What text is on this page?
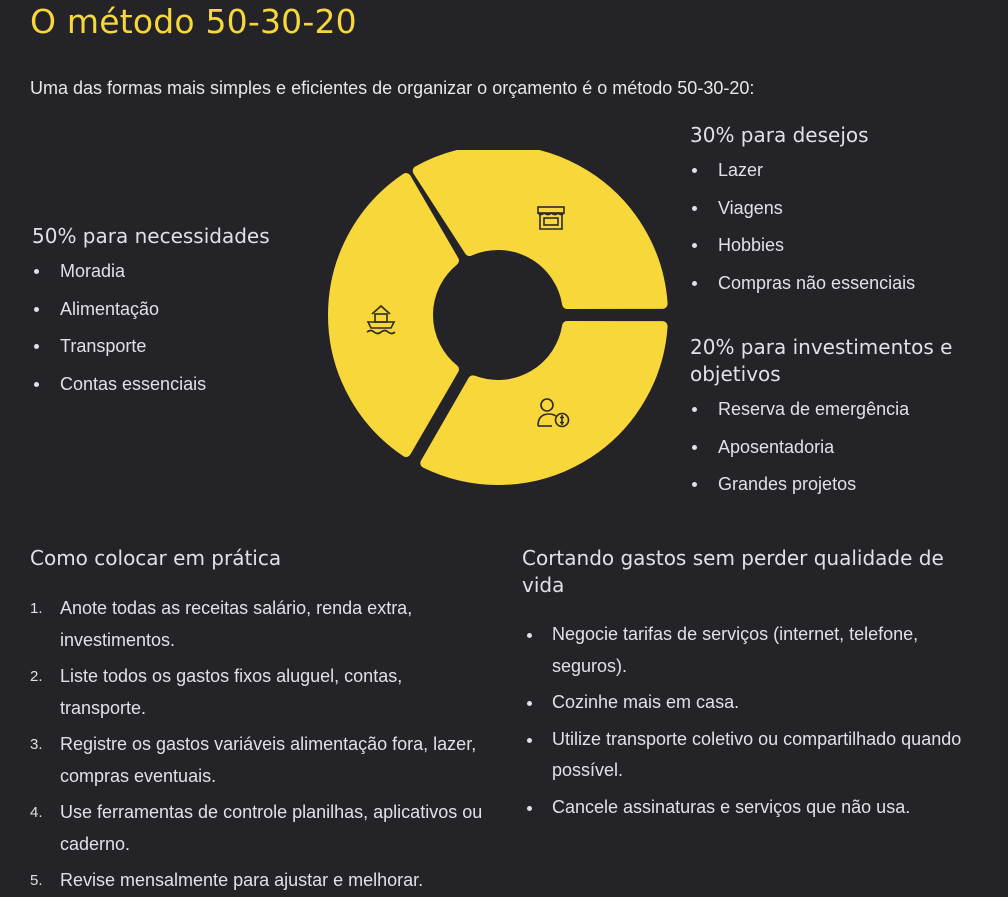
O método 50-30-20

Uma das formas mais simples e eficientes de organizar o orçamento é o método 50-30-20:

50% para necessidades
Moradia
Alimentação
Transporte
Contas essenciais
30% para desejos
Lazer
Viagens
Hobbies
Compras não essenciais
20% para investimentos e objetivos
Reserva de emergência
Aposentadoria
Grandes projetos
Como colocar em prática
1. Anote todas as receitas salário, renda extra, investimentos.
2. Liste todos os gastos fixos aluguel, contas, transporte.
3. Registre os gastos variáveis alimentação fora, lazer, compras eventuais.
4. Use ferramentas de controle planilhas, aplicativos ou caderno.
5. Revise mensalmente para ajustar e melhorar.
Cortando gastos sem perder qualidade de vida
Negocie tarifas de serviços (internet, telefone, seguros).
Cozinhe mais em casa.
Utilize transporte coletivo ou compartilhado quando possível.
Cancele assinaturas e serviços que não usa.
==*==
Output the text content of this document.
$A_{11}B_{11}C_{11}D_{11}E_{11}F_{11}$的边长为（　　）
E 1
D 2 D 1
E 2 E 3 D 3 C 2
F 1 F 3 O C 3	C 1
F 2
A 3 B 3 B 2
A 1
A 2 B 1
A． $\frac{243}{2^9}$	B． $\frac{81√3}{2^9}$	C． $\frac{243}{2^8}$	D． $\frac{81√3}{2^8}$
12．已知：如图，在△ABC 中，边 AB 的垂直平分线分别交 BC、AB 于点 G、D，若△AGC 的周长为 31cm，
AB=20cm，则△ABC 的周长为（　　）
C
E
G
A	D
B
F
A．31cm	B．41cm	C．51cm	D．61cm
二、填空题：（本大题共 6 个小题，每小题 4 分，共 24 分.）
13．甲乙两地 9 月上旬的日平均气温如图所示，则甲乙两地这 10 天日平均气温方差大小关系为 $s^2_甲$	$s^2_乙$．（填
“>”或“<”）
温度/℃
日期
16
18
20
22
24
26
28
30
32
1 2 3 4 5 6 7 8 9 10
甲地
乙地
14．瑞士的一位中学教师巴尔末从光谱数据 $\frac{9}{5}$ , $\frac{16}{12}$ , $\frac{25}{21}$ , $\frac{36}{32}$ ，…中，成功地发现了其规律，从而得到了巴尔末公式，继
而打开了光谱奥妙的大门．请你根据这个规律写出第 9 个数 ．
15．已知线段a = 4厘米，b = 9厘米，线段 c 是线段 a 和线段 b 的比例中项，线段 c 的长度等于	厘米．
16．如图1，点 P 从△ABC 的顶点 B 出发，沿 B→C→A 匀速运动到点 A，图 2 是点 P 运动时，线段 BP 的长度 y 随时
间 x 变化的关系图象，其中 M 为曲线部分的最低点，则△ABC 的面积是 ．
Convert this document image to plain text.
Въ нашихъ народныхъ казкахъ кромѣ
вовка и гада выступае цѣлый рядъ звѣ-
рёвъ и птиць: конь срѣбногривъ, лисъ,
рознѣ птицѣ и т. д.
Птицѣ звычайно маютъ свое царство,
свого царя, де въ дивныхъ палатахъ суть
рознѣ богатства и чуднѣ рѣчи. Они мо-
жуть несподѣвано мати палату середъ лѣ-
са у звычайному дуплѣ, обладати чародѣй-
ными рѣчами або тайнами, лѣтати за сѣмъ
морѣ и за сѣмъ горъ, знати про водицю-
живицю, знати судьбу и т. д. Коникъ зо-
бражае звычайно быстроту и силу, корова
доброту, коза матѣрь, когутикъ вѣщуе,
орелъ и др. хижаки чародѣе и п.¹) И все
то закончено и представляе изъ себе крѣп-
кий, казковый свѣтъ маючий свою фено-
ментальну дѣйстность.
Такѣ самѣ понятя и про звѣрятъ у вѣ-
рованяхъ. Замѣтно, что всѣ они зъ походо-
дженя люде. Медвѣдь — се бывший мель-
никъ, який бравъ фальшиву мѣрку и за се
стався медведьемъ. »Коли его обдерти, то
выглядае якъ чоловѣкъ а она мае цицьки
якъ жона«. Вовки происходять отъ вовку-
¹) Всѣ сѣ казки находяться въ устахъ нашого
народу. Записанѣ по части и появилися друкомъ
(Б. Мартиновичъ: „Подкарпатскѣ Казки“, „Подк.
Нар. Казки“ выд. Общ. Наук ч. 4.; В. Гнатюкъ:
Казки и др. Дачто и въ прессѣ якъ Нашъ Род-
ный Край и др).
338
==*==
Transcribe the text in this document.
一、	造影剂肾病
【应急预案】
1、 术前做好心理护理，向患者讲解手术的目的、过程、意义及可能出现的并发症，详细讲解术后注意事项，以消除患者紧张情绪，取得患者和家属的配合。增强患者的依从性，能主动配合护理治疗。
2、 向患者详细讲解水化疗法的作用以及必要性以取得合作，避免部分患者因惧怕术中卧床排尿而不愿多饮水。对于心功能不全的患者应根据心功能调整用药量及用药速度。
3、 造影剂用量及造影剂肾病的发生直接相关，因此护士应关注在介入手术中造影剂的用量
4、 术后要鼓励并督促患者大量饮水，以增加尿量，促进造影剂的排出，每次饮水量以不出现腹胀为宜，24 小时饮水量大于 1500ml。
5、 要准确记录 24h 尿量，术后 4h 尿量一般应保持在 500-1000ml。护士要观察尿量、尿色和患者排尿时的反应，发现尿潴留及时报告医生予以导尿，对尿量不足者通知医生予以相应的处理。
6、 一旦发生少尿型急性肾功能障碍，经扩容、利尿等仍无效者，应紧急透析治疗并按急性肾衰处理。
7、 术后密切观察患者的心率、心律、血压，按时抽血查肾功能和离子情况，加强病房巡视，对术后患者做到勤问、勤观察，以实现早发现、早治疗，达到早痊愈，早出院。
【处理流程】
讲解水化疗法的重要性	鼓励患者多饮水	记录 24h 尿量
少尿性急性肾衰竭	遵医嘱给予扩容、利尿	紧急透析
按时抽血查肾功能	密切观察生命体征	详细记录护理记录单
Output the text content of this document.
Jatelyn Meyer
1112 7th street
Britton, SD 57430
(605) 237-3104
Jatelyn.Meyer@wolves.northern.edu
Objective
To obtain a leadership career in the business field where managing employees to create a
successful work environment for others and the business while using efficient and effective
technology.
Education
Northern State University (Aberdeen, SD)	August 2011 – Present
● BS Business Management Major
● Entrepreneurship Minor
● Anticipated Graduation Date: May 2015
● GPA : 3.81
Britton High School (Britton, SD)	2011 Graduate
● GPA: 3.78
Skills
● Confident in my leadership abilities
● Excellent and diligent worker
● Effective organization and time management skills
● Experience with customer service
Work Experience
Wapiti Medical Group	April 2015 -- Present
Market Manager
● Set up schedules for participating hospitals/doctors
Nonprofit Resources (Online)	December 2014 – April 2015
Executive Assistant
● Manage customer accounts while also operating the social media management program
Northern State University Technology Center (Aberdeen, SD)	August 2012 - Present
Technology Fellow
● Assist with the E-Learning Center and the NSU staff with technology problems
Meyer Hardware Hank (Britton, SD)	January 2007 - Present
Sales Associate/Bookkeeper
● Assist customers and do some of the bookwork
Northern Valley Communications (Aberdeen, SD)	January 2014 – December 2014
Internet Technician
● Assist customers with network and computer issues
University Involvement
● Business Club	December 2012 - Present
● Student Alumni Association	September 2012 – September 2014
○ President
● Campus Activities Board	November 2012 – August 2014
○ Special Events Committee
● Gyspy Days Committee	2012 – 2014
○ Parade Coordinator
==*==
From the listing above, collect each line in which the string "Committee" appears.

_EXERCISE RESPONSE:_
○ Special Events Committee
● Gyspy Days Committee	2012 – 2014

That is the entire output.